JOB:
Take the material below and write it all out again exactly.

EXERCISE INPUTS:
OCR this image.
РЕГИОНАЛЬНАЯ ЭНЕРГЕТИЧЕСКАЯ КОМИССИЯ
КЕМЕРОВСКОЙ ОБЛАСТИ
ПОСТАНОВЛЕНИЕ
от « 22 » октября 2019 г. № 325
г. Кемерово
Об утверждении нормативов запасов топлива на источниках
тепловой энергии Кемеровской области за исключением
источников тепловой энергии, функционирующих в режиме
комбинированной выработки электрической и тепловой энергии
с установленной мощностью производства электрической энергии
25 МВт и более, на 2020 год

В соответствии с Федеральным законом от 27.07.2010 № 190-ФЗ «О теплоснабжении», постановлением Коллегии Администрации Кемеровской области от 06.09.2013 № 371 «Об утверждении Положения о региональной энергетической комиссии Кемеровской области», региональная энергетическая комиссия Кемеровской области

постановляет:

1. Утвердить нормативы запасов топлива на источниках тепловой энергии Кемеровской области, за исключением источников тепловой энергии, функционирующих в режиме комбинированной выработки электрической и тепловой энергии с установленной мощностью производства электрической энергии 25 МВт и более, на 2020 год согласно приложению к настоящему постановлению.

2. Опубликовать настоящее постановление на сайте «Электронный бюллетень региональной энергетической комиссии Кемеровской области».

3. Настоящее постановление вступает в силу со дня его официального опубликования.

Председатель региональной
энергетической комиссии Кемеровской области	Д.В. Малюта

ANSWER FOR THE TASK:
OCR this image.
РЕГИОНАЛЬНАЯ ЭНЕРГЕТИЧЕСКАЯ КОМИССИЯ
КЕМЕРОВСКОЙ ОБЛАСТИ
ПОСТАНОВЛЕНИЕ
от « 22 » октября 2019 г. № 325
г. Кемерово
Об утверждении нормативов запасов топлива на источниках
тепловой энергии Кемеровской области за исключением
источников тепловой энергии, функционирующих в режиме
комбинированной выработки электрической и тепловой энергии
с установленной мощностью производства электрической энергии
25 МВт и более, на 2020 год

В соответствии с Федеральным законом от 27.07.2010 № 190-ФЗ «О теплоснабжении», постановлением Коллегии Администрации Кемеровской области от 06.09.2013 № 371 «Об утверждении Положения о региональной энергетической комиссии Кемеровской области», региональная энергетическая комиссия Кемеровской области

постановляет:

1. Утвердить нормативы запасов топлива на источниках тепловой энергии Кемеровской области, за исключением источников тепловой энергии, функционирующих в режиме комбинированной выработки электрической и тепловой энергии с установленной мощностью производства электрической энергии 25 МВт и более, на 2020 год согласно приложению к настоящему постановлению.

2. Опубликовать настоящее постановление на сайте «Электронный бюллетень региональной энергетической комиссии Кемеровской области».

3. Настоящее постановление вступает в силу со дня его официального опубликования.

Председатель региональной
энергетической комиссии Кемеровской области	Д.В. Малюта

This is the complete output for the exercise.